Dataset excerpts ::
>> BEGIN

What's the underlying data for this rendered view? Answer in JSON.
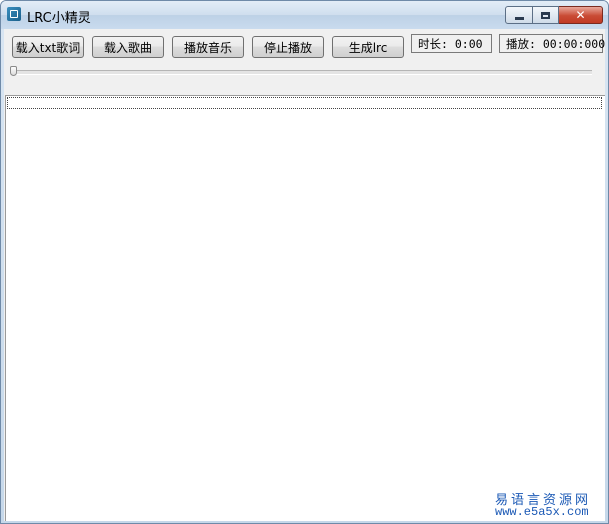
{
  "window": {
    "title": "LRC小精灵",
    "icon": "app-icon"
  },
  "toolbar": {
    "load_txt_label": "载入txt歌词",
    "load_song_label": "载入歌曲",
    "play_label": "播放音乐",
    "stop_label": "停止播放",
    "generate_label": "生成lrc",
    "duration_text": "时长: 0:00",
    "playback_text": "播放: 00:00:000"
  },
  "slider": {
    "position": 0
  },
  "watermark": {
    "name": "易语言资源网",
    "url": "www.e5a5x.com",
    "color": "#1b59b5"
  }
}
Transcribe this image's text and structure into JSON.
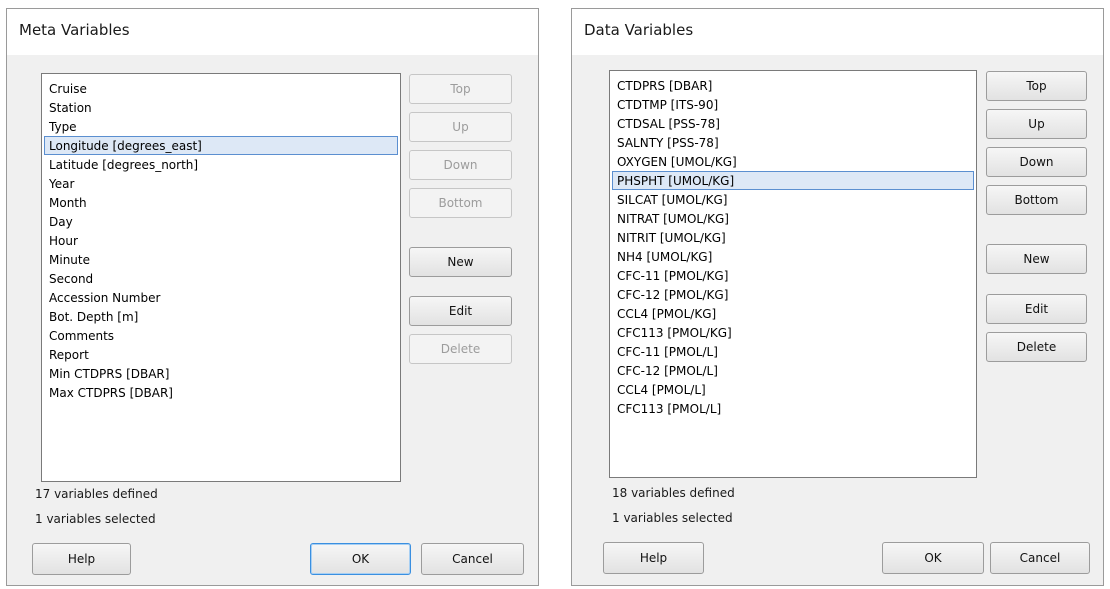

>> END

Aim of the exercise :: Strip the images and reproduce the remaining records precisely.

Response to the exercise ::
What's the underlying data for this rendered view? Answer in JSON.
{
  "window": {
    "title": "LRC小精灵",
    "icon": "app-icon"
  },
  "toolbar": {
    "load_txt_label": "载入txt歌词",
    "load_song_label": "载入歌曲",
    "play_label": "播放音乐",
    "stop_label": "停止播放",
    "generate_label": "生成lrc",
    "duration_text": "时长: 0:00",
    "playback_text": "播放: 00:00:000"
  },
  "slider": {
    "position": 0
  },
  "watermark": {
    "name": "易语言资源网",
    "url": "www.e5a5x.com",
    "color": "#1b59b5"
  }
}
Transcribe this image's text and structure into JSON.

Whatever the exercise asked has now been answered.